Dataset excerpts
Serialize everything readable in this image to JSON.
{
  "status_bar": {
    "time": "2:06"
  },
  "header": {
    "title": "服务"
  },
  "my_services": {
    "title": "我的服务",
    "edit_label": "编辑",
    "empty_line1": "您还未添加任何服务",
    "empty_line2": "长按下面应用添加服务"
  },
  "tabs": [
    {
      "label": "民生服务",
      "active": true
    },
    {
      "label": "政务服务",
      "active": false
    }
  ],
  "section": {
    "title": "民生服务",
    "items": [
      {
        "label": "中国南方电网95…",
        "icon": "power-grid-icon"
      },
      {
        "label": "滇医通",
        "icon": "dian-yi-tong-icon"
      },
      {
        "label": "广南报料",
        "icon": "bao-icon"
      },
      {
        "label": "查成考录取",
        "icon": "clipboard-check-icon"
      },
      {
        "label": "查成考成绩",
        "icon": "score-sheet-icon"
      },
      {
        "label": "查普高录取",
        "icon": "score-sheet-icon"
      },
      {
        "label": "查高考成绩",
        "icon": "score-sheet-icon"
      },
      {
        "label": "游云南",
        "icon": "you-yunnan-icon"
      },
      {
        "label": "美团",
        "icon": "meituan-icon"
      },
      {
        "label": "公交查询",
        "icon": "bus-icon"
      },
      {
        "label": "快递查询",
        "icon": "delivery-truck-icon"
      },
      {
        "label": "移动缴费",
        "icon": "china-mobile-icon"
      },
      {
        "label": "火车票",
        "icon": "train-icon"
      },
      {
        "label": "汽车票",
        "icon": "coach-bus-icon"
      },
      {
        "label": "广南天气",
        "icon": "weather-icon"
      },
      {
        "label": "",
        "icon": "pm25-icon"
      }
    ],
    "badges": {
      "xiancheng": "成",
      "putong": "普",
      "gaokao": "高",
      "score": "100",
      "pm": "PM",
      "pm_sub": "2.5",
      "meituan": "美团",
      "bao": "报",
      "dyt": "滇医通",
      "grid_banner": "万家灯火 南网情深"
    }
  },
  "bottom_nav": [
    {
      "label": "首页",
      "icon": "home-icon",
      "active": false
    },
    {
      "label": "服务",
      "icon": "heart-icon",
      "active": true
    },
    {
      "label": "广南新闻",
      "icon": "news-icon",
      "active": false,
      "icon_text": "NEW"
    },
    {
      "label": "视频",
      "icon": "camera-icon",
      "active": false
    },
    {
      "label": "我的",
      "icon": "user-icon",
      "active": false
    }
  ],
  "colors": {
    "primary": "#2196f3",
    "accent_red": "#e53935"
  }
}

AIM
The records above must be output exactly, in full.

OUTPUT BELOW
Serialize everything readable in this image to JSON.
{
  "status_bar": {
    "time": "2:06"
  },
  "header": {
    "title": "服务"
  },
  "my_services": {
    "title": "我的服务",
    "edit_label": "编辑",
    "empty_line1": "您还未添加任何服务",
    "empty_line2": "长按下面应用添加服务"
  },
  "tabs": [
    {
      "label": "民生服务",
      "active": true
    },
    {
      "label": "政务服务",
      "active": false
    }
  ],
  "section": {
    "title": "民生服务",
    "items": [
      {
        "label": "中国南方电网95…",
        "icon": "power-grid-icon"
      },
      {
        "label": "滇医通",
        "icon": "dian-yi-tong-icon"
      },
      {
        "label": "广南报料",
        "icon": "bao-icon"
      },
      {
        "label": "查成考录取",
        "icon": "clipboard-check-icon"
      },
      {
        "label": "查成考成绩",
        "icon": "score-sheet-icon"
      },
      {
        "label": "查普高录取",
        "icon": "score-sheet-icon"
      },
      {
        "label": "查高考成绩",
        "icon": "score-sheet-icon"
      },
      {
        "label": "游云南",
        "icon": "you-yunnan-icon"
      },
      {
        "label": "美团",
        "icon": "meituan-icon"
      },
      {
        "label": "公交查询",
        "icon": "bus-icon"
      },
      {
        "label": "快递查询",
        "icon": "delivery-truck-icon"
      },
      {
        "label": "移动缴费",
        "icon": "china-mobile-icon"
      },
      {
        "label": "火车票",
        "icon": "train-icon"
      },
      {
        "label": "汽车票",
        "icon": "coach-bus-icon"
      },
      {
        "label": "广南天气",
        "icon": "weather-icon"
      },
      {
        "label": "",
        "icon": "pm25-icon"
      }
    ],
    "badges": {
      "xiancheng": "成",
      "putong": "普",
      "gaokao": "高",
      "score": "100",
      "pm": "PM",
      "pm_sub": "2.5",
      "meituan": "美团",
      "bao": "报",
      "dyt": "滇医通",
      "grid_banner": "万家灯火 南网情深"
    }
  },
  "bottom_nav": [
    {
      "label": "首页",
      "icon": "home-icon",
      "active": false
    },
    {
      "label": "服务",
      "icon": "heart-icon",
      "active": true
    },
    {
      "label": "广南新闻",
      "icon": "news-icon",
      "active": false,
      "icon_text": "NEW"
    },
    {
      "label": "视频",
      "icon": "camera-icon",
      "active": false
    },
    {
      "label": "我的",
      "icon": "user-icon",
      "active": false
    }
  ],
  "colors": {
    "primary": "#2196f3",
    "accent_red": "#e53935"
  }
}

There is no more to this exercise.